▶ Stated exercise: Copy out each line that includes the word "צדדית".

▶ Given records:
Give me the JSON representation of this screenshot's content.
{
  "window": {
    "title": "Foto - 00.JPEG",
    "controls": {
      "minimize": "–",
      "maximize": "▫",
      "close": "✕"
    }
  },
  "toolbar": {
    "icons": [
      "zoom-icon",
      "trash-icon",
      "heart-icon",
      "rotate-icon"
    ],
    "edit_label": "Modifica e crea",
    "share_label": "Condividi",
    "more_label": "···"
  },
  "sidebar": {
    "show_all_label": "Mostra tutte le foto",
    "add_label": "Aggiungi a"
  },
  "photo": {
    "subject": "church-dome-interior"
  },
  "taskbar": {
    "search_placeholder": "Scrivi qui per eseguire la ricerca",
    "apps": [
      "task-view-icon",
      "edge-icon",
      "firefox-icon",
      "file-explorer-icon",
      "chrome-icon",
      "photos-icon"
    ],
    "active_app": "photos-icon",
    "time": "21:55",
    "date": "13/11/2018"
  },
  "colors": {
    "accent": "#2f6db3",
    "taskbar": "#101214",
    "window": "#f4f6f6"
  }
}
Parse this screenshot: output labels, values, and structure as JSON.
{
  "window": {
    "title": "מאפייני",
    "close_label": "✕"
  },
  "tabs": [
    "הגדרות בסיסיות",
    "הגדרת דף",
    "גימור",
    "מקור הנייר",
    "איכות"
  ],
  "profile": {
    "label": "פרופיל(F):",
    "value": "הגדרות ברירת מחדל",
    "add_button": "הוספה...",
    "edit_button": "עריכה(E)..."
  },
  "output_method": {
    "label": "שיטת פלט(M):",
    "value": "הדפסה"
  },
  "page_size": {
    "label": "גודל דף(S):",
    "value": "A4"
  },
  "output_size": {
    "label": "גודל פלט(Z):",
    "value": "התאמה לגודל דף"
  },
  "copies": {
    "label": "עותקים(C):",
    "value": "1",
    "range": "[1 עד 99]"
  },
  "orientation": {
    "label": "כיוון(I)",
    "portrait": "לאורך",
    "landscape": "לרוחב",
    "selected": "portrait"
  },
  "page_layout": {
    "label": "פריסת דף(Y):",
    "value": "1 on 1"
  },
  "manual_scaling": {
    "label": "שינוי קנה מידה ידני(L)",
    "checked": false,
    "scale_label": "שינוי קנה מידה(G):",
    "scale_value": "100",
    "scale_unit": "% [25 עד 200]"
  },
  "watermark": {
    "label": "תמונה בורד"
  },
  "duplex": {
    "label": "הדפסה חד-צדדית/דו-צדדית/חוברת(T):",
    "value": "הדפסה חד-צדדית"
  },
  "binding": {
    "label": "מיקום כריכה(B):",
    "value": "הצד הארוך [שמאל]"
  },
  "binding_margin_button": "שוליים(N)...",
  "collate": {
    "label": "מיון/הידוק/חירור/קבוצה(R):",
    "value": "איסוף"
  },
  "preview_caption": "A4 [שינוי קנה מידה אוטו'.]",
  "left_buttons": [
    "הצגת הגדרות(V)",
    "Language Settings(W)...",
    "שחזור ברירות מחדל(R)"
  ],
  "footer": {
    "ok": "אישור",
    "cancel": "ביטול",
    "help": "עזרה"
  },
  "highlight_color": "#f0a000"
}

▶ Output of the exercise:
    "label": "הדפסה חד-צדדית/דו-צדדית/חוברת(T):",
    "value": "הדפסה חד-צדדית"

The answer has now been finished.